### TAREFA PROPOSTA 1:
Indica todas as datas e anos que figuram no documento de origem sobre o poema de Manuel Alegre.

### DOCUMENTO DE ORIGEM:
Gabriel Medina, fotografado por Jerome Brouillet, 29-7-2024 |
O POEMA
O poema vai e vem. E se demora
não quer dizer que seja demorado
mas que tem como tudo a sua hora
e como tudo é sempre inesperado.
Por muito que se espere não se espera.
Por mais que se construa é acaso e sorte.
Às vezes quando vem já foi ou era.
Porque assim é a vida. E assim a morte.
Por isso mesmo quando distraído
ninguém como o poeta é tão atento.
Ele sabe que de súbito há um sentido.
Vem como o vento. E passa como o vento.
07-07-2005
Manuel
Alegre, Doze Naus. Lisboa, Publicações Dom Quixote, 2007
De acordo com a leitura
do poema de Manuel Alegre, classifica cada afirmação que se segue como verdadeira
ou falsa. Procede à correção das afirmações falsas.
1. O poema afirma que a
criação poética é algo previsível e controlado.
2. Segundo o poema, o poeta
é alguém que se distrai facilmente e, por isso, não percebe quando um poema
surge.
3. O verso "Por mais
que se construa é acaso e sorte" sugere que, apesar do esforço e do planeamento
na criação do poema, o resultado final pode depender de elementos imprevisíveis
e fortuitos.
4. No poema, a morte é
apresentada como um evento previsível, ao contrário da vida
5. O poeta, segundo o
poema, sabe identificar os momentos em que um poema pode surgir, mesmo que
esses momentos sejam súbitos e inesperados.
6. A expressão "O
poema vai e vem" sugere a natureza efémera e transitória da criação
poética.

### TAREFA PROPOSTA 2:
Transcreve, nos registos, tudo desde a linha que contém "What elements are" até à linha que contém "vacuum-hole-insert (445, 254, 453, 262)", ambas incluídas, deixando as imagens de fora.

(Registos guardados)
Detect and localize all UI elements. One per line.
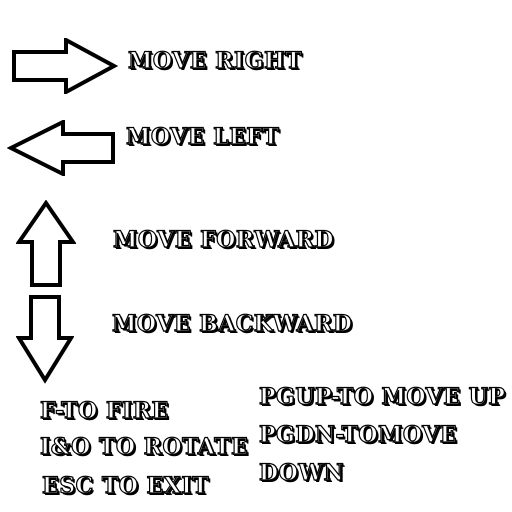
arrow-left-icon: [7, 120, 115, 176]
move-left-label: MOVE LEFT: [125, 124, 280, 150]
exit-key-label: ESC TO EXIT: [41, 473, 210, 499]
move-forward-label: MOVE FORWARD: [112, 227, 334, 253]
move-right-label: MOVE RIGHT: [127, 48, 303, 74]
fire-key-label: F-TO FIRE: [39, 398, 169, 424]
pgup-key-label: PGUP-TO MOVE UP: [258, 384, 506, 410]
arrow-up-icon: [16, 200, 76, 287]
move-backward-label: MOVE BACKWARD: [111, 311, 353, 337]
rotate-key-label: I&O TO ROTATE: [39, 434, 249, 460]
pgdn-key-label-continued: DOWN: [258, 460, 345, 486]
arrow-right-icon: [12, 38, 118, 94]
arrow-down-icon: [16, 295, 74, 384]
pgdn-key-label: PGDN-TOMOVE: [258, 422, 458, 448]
---
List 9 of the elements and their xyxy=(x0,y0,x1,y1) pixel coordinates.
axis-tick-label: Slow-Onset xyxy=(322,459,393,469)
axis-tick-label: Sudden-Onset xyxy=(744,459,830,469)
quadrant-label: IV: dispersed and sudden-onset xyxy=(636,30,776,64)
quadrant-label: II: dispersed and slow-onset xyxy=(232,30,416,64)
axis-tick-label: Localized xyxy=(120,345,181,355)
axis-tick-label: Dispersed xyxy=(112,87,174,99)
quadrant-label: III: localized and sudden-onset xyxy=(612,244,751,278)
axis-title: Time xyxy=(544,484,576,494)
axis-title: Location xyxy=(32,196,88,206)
...
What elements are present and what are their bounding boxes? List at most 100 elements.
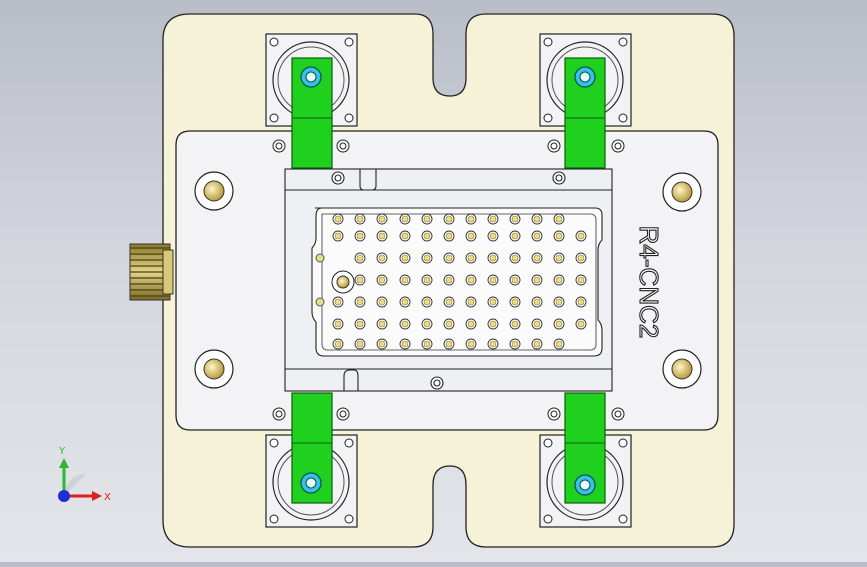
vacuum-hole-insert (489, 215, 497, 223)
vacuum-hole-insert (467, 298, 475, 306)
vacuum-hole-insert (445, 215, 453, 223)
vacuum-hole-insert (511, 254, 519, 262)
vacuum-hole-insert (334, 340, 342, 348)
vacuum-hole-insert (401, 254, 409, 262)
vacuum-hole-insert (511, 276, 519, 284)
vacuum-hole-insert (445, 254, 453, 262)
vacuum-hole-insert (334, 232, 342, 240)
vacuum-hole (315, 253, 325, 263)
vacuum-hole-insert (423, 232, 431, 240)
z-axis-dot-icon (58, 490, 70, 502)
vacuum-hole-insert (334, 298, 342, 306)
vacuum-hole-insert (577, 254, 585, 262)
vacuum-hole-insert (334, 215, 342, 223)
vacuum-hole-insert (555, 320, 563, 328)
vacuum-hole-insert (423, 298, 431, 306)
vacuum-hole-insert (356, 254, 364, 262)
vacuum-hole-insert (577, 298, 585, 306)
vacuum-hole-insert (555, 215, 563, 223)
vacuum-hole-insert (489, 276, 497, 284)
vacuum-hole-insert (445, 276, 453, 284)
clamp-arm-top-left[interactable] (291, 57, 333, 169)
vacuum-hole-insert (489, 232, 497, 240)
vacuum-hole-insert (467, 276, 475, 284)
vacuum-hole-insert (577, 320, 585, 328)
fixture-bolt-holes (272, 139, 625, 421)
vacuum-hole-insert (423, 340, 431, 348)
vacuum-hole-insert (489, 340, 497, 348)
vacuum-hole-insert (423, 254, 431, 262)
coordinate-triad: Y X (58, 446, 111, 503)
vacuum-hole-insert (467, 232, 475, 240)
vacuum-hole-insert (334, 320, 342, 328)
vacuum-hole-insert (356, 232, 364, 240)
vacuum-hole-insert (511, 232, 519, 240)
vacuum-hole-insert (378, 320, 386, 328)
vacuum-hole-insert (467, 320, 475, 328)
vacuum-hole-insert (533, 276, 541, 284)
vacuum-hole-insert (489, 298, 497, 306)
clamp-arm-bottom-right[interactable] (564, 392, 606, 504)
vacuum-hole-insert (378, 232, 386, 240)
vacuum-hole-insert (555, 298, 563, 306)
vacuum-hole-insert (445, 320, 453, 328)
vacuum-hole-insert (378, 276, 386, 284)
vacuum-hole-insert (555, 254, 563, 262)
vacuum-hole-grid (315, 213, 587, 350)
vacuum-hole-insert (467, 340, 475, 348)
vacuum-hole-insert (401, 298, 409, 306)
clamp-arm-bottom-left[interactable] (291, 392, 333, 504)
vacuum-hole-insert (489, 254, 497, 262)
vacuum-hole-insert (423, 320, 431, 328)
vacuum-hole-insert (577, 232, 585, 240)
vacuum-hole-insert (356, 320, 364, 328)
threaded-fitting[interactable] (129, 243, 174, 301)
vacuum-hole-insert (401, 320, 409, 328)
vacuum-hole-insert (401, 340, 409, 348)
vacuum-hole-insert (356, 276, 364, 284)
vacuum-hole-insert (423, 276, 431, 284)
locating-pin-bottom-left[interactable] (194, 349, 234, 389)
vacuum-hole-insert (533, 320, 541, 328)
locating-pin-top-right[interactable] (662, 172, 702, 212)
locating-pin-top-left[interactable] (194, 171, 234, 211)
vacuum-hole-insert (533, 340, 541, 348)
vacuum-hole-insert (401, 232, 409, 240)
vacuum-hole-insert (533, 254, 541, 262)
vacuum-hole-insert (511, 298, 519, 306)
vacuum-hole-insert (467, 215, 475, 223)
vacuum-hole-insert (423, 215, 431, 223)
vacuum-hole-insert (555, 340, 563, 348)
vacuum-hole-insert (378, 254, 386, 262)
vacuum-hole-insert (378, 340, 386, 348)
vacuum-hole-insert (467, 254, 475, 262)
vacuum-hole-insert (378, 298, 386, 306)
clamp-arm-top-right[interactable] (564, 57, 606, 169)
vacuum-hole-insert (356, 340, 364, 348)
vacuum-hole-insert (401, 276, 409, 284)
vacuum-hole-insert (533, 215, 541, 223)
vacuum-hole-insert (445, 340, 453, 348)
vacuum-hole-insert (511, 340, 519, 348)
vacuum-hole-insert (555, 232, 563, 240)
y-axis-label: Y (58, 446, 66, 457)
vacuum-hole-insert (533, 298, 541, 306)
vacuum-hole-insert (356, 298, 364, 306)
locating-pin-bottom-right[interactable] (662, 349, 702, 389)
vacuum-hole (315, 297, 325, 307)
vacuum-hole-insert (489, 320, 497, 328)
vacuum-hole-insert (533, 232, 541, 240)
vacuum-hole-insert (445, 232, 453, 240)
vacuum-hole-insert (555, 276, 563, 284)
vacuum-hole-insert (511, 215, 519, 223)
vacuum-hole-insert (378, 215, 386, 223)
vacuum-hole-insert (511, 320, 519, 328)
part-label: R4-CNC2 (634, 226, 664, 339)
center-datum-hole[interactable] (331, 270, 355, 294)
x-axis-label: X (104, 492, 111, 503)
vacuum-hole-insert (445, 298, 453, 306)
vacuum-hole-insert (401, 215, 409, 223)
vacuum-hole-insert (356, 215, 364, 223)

### RESPOSTA ESPERADA 1:
29-7-2024
07-07-2005
2007

### RESPOSTA ESPERADA 2:
What elements are present and what are their bounding boxes? List at most 100 elements.
vacuum-hole-insert (489, 215, 497, 223)
vacuum-hole-insert (467, 298, 475, 306)
vacuum-hole-insert (445, 215, 453, 223)
vacuum-hole-insert (511, 254, 519, 262)
vacuum-hole-insert (334, 340, 342, 348)
vacuum-hole-insert (401, 254, 409, 262)
vacuum-hole-insert (511, 276, 519, 284)
vacuum-hole-insert (445, 254, 453, 262)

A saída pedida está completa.